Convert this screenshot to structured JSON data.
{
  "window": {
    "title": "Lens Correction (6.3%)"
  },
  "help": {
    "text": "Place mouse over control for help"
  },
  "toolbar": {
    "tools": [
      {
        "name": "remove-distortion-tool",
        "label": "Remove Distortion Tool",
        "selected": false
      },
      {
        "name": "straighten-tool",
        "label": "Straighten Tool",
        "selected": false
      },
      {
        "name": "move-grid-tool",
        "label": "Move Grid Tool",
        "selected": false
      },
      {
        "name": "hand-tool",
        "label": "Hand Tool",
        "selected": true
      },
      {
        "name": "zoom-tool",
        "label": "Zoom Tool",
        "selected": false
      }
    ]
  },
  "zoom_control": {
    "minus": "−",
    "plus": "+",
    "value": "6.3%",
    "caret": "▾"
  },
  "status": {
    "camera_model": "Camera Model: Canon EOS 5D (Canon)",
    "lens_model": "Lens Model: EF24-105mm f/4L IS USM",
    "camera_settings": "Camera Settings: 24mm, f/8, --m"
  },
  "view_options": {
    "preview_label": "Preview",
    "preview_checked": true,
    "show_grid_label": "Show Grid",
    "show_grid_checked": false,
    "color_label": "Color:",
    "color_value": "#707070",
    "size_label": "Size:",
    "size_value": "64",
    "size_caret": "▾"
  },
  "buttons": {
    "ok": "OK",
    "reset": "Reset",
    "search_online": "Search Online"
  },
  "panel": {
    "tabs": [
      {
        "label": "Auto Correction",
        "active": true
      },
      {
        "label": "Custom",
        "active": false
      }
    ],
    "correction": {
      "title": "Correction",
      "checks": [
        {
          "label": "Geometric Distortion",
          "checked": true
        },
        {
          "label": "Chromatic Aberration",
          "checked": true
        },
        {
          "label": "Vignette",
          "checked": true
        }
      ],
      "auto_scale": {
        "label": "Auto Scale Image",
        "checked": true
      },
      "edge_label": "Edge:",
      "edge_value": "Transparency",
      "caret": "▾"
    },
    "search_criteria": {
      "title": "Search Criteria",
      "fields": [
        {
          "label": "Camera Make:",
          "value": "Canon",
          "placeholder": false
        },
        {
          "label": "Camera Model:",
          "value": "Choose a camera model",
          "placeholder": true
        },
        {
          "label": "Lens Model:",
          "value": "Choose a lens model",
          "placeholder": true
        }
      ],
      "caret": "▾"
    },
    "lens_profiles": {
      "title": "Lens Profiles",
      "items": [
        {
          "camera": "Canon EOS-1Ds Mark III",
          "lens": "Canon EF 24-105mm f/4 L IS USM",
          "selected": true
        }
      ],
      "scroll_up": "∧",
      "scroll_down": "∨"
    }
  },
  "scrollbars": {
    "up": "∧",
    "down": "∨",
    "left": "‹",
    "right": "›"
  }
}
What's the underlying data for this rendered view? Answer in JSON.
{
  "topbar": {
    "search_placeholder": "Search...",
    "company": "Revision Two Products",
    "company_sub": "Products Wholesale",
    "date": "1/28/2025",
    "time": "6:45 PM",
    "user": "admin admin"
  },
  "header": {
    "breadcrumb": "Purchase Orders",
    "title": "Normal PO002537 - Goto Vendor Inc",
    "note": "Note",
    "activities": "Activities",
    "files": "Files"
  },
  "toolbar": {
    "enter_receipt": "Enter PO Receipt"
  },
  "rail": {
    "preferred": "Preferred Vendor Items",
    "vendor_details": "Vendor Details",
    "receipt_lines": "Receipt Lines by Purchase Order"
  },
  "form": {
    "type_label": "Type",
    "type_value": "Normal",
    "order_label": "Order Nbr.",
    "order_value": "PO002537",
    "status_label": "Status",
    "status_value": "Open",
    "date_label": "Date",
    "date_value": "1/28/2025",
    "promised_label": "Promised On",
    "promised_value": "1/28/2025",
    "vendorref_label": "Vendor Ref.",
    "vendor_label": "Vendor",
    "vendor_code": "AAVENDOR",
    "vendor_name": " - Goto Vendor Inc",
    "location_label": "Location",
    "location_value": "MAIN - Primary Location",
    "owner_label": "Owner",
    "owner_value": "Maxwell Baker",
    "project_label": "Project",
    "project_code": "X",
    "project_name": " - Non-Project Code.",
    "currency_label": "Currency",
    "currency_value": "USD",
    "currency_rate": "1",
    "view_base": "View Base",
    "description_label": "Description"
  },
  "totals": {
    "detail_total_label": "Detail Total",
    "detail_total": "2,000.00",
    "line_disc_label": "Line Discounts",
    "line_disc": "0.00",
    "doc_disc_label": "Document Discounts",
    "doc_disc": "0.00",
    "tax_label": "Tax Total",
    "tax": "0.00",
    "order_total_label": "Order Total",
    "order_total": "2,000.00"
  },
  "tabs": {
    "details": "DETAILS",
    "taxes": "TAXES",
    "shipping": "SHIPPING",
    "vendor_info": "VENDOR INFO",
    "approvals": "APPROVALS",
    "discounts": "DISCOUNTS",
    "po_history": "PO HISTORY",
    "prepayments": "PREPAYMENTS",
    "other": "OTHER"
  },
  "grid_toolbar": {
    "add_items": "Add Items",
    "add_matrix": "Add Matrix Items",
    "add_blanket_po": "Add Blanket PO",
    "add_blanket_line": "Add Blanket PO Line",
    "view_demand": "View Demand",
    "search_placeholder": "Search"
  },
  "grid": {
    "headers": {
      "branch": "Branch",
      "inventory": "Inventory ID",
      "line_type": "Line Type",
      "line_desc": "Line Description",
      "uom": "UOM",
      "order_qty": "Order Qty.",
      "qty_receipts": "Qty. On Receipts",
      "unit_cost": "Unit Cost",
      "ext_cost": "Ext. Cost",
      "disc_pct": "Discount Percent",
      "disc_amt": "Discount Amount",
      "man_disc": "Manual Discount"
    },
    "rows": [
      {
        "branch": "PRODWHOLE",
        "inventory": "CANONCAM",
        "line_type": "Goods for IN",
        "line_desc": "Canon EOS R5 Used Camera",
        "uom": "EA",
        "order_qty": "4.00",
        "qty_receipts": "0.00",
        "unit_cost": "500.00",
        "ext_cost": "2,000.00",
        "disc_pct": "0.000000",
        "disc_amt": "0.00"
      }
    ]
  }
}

———

### [SET PROBLEM]
Copy each line above that contains the word "Description".

### [RESULT OF THIS EXERCISE]
    "description_label": "Description"
      "line_desc": "Line Description",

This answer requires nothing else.